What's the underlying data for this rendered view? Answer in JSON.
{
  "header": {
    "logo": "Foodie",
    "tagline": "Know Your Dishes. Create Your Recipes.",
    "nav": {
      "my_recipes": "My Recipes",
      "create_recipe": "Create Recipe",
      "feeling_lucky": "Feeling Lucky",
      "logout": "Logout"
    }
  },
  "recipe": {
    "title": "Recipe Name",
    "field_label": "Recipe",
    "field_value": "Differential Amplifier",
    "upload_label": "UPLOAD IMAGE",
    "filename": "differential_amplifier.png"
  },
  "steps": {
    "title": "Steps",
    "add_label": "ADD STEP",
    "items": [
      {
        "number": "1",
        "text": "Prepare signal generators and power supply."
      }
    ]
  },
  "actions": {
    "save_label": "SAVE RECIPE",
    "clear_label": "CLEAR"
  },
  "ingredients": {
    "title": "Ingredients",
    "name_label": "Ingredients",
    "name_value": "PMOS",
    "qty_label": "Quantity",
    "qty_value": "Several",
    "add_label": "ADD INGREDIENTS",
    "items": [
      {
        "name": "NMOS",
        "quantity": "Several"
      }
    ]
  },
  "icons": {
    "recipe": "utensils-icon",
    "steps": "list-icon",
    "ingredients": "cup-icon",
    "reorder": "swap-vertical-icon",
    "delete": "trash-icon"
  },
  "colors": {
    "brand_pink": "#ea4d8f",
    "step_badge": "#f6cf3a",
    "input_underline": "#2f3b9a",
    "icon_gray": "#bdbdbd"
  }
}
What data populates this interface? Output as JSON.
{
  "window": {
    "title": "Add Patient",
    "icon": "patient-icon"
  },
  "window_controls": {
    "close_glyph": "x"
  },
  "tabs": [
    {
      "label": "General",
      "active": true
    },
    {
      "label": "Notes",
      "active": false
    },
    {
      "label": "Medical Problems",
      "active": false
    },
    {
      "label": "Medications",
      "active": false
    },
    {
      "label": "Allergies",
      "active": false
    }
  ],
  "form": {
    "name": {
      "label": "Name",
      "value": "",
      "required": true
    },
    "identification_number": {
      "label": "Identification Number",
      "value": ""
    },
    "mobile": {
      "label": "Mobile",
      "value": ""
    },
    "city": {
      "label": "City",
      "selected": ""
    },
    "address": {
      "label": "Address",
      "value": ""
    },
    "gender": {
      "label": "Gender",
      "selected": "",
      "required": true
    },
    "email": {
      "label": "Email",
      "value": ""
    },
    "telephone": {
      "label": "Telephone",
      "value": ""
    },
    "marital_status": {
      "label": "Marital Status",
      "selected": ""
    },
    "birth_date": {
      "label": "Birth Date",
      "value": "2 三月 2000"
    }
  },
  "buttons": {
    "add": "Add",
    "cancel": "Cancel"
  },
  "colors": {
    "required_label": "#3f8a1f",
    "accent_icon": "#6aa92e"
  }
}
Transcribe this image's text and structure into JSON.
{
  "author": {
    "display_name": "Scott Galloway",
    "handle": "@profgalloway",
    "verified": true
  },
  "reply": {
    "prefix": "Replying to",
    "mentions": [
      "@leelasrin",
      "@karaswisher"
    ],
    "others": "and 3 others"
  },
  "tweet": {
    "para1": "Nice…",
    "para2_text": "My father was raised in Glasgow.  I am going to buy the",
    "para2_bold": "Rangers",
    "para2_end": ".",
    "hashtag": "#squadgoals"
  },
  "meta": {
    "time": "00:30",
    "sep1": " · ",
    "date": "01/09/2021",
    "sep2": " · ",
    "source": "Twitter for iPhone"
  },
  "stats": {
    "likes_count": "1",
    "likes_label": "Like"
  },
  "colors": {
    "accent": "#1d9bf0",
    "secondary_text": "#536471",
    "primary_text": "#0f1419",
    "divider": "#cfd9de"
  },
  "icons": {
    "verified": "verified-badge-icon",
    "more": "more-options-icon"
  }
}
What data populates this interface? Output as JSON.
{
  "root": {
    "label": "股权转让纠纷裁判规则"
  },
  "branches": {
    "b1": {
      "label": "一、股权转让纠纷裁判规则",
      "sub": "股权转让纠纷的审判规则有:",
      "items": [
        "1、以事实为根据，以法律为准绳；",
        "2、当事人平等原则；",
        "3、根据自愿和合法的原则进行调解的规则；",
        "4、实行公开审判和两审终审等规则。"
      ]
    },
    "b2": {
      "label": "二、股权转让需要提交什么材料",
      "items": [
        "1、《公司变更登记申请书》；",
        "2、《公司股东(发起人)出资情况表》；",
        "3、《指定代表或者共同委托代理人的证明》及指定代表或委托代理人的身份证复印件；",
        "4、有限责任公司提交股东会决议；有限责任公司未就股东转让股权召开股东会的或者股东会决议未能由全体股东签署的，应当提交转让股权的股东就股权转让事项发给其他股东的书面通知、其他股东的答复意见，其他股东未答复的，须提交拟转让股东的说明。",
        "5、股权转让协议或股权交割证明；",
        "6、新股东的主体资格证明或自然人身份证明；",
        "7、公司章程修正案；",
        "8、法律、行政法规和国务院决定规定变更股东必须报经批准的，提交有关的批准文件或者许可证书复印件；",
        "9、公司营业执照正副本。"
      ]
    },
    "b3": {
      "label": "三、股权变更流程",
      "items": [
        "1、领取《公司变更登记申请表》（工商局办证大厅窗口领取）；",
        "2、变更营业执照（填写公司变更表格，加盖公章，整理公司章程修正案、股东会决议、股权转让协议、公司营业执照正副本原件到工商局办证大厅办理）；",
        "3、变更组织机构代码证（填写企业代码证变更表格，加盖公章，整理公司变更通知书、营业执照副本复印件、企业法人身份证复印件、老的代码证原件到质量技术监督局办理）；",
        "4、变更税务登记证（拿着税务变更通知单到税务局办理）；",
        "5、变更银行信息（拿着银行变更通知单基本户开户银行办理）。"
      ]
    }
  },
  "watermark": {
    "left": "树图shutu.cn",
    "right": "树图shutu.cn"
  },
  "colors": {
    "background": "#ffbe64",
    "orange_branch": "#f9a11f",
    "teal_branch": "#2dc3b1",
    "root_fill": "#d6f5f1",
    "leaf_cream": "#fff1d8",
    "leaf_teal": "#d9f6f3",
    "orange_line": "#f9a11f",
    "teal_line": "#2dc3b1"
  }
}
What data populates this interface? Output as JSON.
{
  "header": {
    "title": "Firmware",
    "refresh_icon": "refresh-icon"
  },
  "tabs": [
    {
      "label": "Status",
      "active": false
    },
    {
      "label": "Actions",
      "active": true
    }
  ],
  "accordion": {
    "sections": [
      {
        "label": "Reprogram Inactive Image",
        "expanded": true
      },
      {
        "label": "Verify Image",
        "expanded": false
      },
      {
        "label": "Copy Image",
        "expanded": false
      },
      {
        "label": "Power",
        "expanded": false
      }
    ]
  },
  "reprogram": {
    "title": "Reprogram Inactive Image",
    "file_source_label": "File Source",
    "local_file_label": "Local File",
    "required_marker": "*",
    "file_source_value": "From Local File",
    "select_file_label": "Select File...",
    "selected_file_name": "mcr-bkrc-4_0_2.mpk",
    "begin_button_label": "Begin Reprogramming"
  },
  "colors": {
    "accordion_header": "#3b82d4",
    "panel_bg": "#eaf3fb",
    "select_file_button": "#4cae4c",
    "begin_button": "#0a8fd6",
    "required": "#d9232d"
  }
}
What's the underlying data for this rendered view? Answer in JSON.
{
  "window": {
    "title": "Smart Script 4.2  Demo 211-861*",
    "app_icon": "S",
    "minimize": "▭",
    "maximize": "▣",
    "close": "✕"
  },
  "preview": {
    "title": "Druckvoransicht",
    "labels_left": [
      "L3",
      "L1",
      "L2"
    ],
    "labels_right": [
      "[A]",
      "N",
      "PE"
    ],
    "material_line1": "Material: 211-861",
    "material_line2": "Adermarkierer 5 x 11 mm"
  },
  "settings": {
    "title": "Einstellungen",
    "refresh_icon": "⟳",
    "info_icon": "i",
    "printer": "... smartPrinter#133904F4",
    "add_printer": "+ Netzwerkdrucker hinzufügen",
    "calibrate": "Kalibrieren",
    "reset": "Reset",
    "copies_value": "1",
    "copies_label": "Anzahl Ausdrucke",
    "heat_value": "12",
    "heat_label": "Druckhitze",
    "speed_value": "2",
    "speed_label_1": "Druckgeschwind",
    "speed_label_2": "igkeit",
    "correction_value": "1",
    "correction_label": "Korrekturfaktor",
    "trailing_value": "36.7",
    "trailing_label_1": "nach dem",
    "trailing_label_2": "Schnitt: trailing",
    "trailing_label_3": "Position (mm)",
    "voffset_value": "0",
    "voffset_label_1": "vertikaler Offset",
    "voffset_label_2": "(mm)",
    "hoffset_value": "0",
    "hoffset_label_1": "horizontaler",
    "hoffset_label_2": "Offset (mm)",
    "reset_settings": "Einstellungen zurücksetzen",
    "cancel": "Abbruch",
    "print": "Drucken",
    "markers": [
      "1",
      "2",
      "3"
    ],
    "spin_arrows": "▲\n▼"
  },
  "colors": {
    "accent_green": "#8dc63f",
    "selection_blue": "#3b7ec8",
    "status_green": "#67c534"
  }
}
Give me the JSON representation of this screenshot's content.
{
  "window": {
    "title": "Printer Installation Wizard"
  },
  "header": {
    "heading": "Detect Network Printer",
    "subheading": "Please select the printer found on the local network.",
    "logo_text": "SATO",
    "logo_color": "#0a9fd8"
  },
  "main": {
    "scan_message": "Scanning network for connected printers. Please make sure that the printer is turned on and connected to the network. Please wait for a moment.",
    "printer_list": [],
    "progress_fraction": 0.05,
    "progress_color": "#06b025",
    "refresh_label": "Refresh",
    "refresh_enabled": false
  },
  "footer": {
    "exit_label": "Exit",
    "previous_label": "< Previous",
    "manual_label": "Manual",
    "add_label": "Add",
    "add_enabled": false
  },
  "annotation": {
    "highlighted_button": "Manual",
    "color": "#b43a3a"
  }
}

* _Direction_:
Gather and copy every line of the data in which the string "Recipes" is found.

* _Written answer_:
    "tagline": "Know Your Dishes. Create Your Recipes.",
      "my_recipes": "My Recipes",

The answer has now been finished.